**WORK TO COMPLETE**
Provide only the number of lines in the records below that include "data".

──────── INFORMATION SUPPLIED

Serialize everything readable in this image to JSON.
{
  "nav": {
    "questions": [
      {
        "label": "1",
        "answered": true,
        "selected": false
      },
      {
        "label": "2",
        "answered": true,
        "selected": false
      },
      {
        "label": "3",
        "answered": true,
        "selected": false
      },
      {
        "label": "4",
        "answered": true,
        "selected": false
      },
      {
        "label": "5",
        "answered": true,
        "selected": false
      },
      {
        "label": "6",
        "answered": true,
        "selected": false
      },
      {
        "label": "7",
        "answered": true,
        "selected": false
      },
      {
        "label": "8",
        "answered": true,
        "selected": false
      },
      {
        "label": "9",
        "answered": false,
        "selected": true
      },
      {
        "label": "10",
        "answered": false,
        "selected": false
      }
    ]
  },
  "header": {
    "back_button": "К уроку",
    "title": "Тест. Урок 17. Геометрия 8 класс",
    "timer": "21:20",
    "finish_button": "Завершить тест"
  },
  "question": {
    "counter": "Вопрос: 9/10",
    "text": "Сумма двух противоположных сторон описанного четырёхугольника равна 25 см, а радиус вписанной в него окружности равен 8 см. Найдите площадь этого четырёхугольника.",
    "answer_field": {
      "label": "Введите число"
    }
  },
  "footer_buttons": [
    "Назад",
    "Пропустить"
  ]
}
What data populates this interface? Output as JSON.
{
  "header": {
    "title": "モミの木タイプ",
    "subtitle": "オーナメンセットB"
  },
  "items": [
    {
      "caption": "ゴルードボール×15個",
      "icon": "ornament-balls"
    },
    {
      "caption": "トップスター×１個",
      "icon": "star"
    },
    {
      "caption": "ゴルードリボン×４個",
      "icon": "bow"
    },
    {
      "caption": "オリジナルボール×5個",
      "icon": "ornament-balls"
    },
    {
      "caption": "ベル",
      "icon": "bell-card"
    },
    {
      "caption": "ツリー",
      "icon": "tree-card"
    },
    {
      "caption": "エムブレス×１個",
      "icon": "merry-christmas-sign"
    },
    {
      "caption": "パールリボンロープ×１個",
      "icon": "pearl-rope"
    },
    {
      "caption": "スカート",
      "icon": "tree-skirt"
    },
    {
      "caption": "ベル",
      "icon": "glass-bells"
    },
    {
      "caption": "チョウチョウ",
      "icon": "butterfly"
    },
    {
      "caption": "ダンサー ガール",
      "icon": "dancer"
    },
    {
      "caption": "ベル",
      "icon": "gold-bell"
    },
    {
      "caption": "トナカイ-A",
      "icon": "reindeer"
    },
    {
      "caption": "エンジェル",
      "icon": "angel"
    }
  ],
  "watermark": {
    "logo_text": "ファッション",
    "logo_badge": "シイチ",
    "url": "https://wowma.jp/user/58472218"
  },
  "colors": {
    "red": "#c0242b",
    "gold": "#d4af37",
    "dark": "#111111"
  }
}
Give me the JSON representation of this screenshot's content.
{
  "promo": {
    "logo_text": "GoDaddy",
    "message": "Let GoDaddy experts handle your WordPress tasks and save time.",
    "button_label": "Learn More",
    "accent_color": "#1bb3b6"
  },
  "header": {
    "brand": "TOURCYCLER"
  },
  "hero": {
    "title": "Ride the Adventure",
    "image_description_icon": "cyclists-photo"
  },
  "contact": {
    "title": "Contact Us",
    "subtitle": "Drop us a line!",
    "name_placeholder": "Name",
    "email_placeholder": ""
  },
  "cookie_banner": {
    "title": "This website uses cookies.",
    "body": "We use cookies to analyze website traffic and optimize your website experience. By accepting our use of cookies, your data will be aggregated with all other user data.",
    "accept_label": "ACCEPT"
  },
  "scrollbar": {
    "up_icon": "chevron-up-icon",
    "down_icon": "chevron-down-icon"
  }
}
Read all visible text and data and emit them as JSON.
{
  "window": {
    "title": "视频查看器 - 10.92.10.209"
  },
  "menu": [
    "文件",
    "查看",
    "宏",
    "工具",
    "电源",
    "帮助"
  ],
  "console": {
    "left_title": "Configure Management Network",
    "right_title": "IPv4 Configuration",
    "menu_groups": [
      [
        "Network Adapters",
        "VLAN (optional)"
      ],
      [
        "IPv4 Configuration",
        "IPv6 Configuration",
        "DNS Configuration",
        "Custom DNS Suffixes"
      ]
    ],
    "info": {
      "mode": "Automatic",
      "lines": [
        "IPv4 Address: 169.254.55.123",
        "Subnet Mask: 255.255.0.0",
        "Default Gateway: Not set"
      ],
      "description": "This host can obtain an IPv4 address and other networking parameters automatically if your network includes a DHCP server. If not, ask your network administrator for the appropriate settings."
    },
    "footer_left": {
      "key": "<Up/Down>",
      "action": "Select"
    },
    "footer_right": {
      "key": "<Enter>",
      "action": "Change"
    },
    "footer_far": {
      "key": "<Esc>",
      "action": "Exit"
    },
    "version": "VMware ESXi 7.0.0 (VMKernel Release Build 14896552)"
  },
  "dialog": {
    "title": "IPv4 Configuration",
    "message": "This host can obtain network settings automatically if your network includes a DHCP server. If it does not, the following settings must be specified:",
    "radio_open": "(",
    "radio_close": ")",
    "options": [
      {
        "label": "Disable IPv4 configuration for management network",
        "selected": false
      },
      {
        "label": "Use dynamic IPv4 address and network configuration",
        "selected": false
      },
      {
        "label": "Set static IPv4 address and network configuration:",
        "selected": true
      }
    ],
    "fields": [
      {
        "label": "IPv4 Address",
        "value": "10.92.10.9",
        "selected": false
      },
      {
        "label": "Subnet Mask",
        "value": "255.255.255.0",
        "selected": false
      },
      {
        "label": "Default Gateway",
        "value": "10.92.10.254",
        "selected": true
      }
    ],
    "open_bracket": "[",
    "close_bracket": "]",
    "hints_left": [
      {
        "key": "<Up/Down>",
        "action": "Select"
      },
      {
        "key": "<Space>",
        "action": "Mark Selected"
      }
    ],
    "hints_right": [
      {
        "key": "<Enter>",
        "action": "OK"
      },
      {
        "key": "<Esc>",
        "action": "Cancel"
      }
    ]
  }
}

────────────────

**THE COMPLETED TASK**
3